Supplied entries>

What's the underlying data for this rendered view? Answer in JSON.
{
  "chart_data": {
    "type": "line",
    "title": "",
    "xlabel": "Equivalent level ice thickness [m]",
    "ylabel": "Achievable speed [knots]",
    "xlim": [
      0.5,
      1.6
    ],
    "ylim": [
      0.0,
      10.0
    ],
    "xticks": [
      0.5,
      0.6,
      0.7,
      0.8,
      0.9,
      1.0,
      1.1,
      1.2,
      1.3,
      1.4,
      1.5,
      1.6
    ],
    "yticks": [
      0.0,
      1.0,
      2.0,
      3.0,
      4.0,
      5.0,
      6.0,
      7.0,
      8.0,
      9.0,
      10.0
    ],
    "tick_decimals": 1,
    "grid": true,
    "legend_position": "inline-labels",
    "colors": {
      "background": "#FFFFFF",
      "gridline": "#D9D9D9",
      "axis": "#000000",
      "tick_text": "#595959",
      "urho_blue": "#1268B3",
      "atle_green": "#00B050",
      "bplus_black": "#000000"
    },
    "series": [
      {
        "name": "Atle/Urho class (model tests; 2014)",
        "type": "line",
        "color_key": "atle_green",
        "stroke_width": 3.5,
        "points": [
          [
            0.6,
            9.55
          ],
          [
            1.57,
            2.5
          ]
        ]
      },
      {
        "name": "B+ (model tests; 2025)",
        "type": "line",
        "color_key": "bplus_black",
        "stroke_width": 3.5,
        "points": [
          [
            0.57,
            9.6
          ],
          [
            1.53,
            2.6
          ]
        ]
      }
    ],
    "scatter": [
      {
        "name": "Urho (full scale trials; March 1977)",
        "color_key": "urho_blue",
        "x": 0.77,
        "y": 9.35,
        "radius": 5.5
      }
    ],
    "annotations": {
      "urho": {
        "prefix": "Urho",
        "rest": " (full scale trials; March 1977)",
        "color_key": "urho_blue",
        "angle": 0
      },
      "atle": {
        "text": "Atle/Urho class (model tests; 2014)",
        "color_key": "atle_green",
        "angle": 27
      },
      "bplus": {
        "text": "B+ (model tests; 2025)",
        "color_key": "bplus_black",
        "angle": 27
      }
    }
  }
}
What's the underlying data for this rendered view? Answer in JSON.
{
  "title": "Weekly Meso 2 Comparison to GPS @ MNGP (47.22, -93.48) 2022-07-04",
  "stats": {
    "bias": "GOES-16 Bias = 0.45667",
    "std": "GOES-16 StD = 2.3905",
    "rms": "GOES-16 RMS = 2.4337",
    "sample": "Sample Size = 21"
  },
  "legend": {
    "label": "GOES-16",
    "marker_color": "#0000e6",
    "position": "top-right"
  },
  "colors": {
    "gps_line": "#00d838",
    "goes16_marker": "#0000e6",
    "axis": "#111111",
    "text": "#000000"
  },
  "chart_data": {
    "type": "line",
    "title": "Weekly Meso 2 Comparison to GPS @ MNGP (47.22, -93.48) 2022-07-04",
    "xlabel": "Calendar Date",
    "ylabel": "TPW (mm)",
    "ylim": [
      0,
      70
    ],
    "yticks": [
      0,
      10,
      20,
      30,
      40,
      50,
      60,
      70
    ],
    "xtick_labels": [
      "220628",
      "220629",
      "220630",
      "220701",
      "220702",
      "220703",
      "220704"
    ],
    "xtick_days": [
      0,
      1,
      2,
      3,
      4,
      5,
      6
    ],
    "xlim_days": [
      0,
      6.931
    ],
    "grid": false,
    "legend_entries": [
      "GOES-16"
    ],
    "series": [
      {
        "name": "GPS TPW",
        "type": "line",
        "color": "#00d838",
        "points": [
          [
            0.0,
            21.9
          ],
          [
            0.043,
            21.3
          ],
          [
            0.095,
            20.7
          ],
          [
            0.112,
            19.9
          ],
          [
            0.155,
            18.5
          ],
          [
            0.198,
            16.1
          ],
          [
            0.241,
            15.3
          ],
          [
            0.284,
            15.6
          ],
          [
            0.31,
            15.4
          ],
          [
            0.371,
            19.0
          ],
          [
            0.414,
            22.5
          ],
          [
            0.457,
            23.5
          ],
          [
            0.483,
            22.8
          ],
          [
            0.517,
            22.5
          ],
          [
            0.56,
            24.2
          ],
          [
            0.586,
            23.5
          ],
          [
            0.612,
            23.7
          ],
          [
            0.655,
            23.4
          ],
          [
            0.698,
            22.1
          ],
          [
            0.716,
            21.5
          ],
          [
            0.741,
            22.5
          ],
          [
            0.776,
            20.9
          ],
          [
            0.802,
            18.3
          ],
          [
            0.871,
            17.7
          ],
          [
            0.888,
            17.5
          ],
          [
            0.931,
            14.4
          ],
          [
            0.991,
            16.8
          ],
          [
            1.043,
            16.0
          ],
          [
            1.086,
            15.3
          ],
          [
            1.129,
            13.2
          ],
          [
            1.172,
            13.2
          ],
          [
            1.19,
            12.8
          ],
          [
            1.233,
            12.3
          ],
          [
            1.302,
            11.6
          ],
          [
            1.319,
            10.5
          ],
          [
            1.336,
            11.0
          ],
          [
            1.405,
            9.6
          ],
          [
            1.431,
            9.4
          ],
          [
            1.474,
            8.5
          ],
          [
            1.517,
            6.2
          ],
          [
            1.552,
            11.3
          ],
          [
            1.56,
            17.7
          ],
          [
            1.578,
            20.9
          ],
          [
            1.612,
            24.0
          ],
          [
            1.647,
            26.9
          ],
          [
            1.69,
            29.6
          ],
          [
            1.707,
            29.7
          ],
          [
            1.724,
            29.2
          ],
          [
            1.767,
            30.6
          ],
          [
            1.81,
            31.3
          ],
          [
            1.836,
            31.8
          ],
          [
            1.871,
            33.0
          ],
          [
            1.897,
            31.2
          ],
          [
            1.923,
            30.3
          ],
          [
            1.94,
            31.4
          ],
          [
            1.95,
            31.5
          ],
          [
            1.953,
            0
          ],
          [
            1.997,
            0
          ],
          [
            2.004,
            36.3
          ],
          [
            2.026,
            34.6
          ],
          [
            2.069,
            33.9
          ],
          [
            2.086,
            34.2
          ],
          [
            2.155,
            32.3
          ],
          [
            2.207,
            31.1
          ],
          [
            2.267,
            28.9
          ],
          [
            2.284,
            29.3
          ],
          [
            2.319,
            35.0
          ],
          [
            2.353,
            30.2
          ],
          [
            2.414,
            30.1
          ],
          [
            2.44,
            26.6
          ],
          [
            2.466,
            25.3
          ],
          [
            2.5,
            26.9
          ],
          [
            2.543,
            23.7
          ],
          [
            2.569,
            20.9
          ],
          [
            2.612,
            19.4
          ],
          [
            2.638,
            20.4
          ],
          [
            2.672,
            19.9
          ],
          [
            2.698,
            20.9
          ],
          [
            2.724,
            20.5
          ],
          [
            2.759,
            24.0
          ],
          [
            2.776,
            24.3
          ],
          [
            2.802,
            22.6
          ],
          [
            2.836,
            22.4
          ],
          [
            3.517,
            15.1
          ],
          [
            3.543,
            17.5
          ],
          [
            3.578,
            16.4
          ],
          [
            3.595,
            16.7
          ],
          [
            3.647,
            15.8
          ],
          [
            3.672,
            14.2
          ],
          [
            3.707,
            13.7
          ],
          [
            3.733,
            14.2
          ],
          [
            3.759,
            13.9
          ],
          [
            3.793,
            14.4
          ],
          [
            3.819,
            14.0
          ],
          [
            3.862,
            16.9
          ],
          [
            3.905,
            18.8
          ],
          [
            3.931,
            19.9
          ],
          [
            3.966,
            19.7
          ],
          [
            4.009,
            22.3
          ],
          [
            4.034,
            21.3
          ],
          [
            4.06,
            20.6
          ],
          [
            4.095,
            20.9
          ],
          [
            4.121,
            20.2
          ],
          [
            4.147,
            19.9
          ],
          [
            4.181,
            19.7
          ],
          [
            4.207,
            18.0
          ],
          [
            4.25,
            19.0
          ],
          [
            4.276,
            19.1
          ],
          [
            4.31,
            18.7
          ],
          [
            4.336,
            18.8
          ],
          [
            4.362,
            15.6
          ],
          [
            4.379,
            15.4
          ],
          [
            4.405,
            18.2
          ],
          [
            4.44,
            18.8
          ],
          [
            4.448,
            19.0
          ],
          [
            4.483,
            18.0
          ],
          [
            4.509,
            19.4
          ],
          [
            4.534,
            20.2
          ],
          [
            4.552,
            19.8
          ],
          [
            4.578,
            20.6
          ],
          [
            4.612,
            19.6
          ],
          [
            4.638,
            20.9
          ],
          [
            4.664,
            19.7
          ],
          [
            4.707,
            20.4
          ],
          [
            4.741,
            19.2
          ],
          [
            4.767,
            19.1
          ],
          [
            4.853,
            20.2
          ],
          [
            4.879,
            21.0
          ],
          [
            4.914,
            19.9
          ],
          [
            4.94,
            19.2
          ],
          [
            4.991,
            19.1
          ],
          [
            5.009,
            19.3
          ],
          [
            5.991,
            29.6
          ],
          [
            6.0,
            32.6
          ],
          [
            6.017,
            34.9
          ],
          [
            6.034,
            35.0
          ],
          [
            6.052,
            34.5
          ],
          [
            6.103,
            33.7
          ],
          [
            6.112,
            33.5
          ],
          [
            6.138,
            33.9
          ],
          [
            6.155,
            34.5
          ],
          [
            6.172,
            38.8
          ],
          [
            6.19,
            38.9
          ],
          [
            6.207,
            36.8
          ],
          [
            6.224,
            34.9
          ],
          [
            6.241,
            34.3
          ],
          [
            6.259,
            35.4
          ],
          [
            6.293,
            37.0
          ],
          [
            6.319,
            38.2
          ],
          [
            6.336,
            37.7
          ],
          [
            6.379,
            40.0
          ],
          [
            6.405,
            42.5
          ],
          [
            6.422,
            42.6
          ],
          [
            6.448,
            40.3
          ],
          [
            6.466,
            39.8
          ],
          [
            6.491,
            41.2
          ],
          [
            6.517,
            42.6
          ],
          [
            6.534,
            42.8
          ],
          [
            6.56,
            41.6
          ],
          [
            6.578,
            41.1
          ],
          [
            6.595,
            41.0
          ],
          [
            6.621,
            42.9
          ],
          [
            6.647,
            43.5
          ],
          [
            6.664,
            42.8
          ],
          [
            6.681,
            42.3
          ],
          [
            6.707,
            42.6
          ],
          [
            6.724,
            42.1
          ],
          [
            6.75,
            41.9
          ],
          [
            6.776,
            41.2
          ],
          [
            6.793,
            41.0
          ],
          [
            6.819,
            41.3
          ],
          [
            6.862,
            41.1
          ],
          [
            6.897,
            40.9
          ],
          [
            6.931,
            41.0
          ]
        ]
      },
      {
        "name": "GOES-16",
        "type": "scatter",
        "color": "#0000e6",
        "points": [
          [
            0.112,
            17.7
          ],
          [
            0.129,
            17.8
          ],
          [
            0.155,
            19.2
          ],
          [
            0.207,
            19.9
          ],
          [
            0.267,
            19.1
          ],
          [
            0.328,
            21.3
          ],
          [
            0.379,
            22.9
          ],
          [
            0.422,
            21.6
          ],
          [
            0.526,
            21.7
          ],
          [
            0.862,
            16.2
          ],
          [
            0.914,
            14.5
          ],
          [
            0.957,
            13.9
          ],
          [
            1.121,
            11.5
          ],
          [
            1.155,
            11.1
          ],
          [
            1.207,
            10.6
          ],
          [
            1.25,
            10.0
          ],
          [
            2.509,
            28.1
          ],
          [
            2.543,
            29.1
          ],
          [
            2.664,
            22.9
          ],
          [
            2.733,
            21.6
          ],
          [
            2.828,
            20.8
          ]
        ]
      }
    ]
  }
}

Written instruction> State how many lines of the records above contain the word "title", and give only that number.

Task result> 3